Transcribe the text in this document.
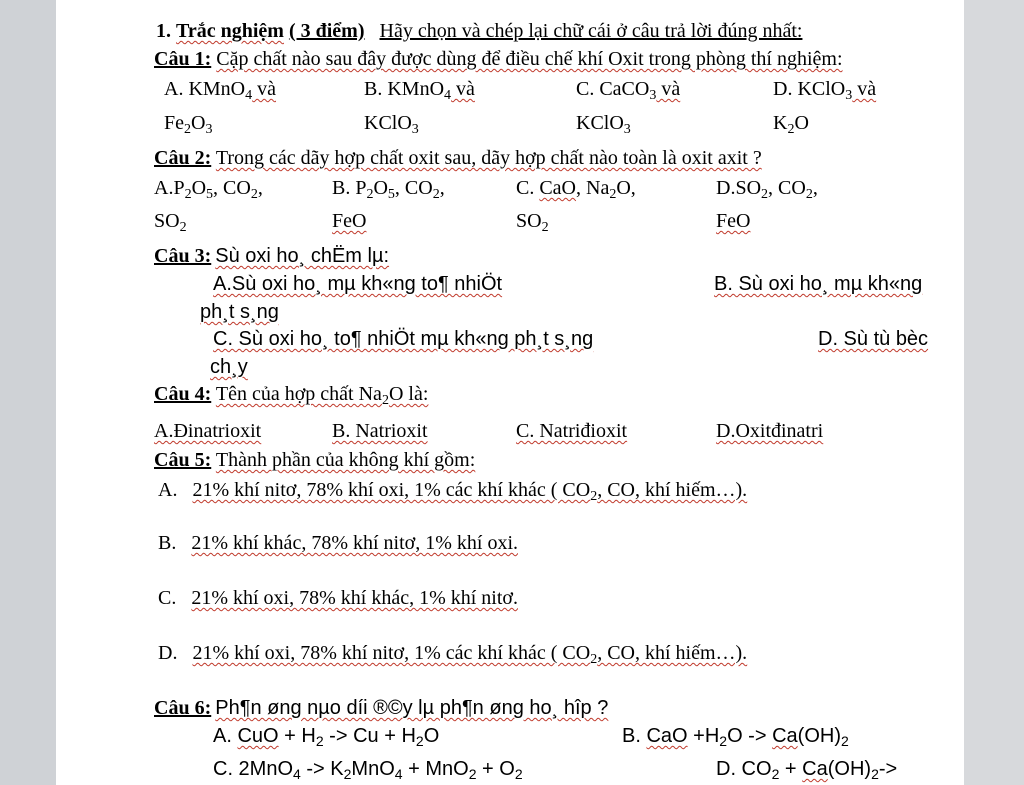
1. Trắc nghiệm ( 3 điểm) Hãy chọn và chép lại chữ cái ở câu trả lời đúng nhất:
Câu 1: Cặp chất nào sau đây được dùng để điều chế khí Oxit trong phòng thí nghiệm:
A. KMnO$_4$ và	B. KMnO$_4$ và	C. CaCO$_3$ và	D. KClO$_3$ và
$Fe_2O_3$	KClO$_3$	KClO$_3$	$K_2O$
Câu 2: Trong các dãy hợp chất oxit sau, dãy hợp chất nào toàn là oxit axit ?
$A.P_2O_5$, $CO_2$,	B. $P_2O_5$, $CO_2$,	C. CaO, $Na_2O$,	$D.SO_2$, $CO_2$,
$SO_2$	FeO	$SO_2$	FeO
Câu 3: Sù oxi ho¸ chËm lµ:
A.Sù oxi ho¸ mµ kh«ng to¶ nhiÖt	B. Sù oxi ho¸ mµ kh«ng
ph¸t s¸ng
C. Sù oxi ho¸ to¶ nhiÖt mµ kh«ng ph¸t s¸ng	D. Sù tù bèc
ch¸y
Câu 4: Tên của hợp chất $Na_2O$ là:
A.Đinatrioxit	B. Natrioxit	C. Natriđioxit	D.Oxitđinatri
Câu 5: Thành phần của không khí gồm:
A. 21% khí nitơ, 78% khí oxi, 1% các khí khác ( $CO_2$, CO, khí hiếm…).
B. 21% khí khác, 78% khí nitơ, 1% khí oxi.
C. 21% khí oxi, 78% khí khác, 1% khí nitơ.
D. 21% khí oxi, 78% khí nitơ, 1% các khí khác ( $CO_2$, CO, khí hiếm…).
Câu 6: Ph¶n øng nµo díi ®©y lµ ph¶n øng ho¸ hîp ?
A. CuO + $H_2 -> Cu + H_2O$	B. CaO $+H_2O -> Ca(OH)_2$
C. $2MnO_4 -> K_2MnO_4 + MnO_2 + O_2$	D. $CO_2 + Ca(OH)_2->$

THE TASK = Find "khác". Copy every line it occurs in.

TASK ANSWER =
A. 21% khí nitơ, 78% khí oxi, 1% các khí khác ( $CO_2$, CO, khí hiếm…).
B. 21% khí khác, 78% khí nitơ, 1% khí oxi.
C. 21% khí oxi, 78% khí khác, 1% khí nitơ.
D. 21% khí oxi, 78% khí nitơ, 1% các khí khác ( $CO_2$, CO, khí hiếm…).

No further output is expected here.